-- begin --

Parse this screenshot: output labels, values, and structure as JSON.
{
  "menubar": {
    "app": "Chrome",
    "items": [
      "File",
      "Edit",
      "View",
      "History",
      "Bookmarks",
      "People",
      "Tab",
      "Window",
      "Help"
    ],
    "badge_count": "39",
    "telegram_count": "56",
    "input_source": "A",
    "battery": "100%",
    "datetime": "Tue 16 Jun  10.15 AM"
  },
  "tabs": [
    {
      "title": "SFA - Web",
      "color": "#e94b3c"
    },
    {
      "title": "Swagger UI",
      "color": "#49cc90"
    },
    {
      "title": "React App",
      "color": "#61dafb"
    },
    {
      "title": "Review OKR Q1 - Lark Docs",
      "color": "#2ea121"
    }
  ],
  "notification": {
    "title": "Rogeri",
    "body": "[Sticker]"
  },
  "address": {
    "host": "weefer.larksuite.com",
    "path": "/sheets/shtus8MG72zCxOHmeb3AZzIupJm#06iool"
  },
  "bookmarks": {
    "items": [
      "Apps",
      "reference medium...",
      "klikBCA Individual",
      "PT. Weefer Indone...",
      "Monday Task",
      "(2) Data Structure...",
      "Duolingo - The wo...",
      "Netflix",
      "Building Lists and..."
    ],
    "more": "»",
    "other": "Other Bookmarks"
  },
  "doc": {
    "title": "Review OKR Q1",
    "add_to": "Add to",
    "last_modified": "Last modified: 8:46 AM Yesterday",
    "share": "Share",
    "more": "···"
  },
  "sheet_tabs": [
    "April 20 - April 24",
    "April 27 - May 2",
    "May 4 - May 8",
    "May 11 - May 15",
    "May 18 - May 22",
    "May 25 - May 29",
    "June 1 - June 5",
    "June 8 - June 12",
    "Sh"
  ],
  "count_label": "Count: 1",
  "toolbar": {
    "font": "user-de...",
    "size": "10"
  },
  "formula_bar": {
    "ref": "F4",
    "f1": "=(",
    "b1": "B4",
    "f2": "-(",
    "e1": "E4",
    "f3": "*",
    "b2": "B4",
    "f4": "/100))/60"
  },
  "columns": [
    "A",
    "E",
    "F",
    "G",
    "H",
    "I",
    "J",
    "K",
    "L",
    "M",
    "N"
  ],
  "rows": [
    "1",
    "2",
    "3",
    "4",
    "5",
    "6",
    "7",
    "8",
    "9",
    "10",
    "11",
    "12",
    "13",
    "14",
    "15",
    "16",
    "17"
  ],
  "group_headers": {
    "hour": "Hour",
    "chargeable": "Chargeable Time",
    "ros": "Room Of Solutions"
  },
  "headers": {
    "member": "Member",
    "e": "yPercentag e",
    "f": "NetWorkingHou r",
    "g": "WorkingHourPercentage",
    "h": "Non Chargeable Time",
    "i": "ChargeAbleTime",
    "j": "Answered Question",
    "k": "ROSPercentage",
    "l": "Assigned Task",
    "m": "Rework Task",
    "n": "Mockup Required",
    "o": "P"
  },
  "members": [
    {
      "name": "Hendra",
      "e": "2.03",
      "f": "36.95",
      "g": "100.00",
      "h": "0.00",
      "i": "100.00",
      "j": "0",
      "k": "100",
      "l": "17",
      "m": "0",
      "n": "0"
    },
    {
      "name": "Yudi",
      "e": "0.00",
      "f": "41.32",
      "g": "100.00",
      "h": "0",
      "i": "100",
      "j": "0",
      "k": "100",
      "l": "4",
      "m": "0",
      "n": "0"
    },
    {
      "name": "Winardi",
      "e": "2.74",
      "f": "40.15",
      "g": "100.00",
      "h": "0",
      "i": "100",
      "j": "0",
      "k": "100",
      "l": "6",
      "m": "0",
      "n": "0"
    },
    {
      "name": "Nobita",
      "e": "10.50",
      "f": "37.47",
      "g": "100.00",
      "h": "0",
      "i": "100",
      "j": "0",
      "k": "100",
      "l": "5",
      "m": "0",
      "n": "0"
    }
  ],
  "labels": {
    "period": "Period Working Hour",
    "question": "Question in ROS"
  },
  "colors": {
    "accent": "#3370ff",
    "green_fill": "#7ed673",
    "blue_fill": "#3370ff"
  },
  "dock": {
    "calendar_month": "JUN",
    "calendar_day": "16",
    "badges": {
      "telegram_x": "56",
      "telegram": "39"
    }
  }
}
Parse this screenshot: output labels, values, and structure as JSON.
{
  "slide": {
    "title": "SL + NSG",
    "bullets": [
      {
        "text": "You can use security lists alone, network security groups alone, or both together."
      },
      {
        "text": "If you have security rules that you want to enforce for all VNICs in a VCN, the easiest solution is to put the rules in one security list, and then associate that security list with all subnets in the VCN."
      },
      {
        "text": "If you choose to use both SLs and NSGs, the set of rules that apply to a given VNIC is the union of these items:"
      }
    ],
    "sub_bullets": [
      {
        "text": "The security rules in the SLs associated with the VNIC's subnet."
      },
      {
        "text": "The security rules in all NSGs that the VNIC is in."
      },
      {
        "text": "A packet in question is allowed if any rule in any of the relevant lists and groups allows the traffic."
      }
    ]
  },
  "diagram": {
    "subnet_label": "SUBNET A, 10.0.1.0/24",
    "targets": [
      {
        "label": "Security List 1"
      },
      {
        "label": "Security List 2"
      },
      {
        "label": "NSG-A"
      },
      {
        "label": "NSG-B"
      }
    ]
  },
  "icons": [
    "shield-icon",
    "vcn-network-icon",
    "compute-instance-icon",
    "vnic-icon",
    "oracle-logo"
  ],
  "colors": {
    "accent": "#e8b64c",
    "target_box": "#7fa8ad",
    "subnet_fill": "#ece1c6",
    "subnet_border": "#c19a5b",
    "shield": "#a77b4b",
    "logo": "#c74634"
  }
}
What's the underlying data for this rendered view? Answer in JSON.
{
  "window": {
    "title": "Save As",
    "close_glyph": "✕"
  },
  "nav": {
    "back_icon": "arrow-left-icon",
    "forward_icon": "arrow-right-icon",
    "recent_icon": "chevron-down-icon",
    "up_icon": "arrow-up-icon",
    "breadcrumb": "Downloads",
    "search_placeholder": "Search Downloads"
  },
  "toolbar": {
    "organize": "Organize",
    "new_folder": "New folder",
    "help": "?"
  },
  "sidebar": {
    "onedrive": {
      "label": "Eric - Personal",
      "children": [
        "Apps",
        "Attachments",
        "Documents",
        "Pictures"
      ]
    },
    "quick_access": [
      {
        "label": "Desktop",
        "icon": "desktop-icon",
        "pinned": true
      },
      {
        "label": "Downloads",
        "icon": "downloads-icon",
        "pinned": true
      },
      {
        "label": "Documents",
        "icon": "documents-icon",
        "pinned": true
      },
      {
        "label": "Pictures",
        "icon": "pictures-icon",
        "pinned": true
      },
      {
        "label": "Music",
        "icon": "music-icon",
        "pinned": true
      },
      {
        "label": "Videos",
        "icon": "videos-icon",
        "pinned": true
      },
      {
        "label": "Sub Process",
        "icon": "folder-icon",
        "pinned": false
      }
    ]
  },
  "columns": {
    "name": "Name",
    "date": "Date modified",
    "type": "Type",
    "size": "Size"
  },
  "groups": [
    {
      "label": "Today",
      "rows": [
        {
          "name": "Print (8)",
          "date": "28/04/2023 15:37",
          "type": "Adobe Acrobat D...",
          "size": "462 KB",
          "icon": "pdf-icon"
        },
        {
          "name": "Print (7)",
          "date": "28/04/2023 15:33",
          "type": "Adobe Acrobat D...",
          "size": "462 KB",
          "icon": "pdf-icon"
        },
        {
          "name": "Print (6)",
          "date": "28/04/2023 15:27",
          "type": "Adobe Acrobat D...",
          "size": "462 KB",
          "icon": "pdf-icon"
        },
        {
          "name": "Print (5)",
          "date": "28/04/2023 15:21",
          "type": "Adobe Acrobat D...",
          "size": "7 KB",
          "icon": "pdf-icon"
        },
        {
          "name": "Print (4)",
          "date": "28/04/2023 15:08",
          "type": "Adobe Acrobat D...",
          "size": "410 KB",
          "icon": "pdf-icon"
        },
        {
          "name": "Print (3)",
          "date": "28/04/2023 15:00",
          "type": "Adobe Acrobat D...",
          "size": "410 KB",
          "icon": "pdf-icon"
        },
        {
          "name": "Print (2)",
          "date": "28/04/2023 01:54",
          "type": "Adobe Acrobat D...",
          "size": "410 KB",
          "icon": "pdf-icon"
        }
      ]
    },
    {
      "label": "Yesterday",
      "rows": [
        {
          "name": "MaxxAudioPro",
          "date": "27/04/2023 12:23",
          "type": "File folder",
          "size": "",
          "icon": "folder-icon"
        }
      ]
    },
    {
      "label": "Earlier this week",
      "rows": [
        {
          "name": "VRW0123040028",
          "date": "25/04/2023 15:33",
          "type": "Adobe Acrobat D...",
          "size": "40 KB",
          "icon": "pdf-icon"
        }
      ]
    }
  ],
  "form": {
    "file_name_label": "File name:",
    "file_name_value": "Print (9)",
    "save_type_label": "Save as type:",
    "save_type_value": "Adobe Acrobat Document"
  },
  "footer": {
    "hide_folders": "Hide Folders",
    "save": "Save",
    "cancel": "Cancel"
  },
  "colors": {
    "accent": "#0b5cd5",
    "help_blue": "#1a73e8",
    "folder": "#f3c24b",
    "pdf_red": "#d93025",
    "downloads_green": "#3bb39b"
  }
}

-- end --

### Problem details
Take every line containing the word "Print" and copy it.

### Exercise response
          "name": "Print (8)",
          "name": "Print (7)",
          "name": "Print (6)",
          "name": "Print (5)",
          "name": "Print (4)",
          "name": "Print (3)",
          "name": "Print (2)",
    "file_name_value": "Print (9)",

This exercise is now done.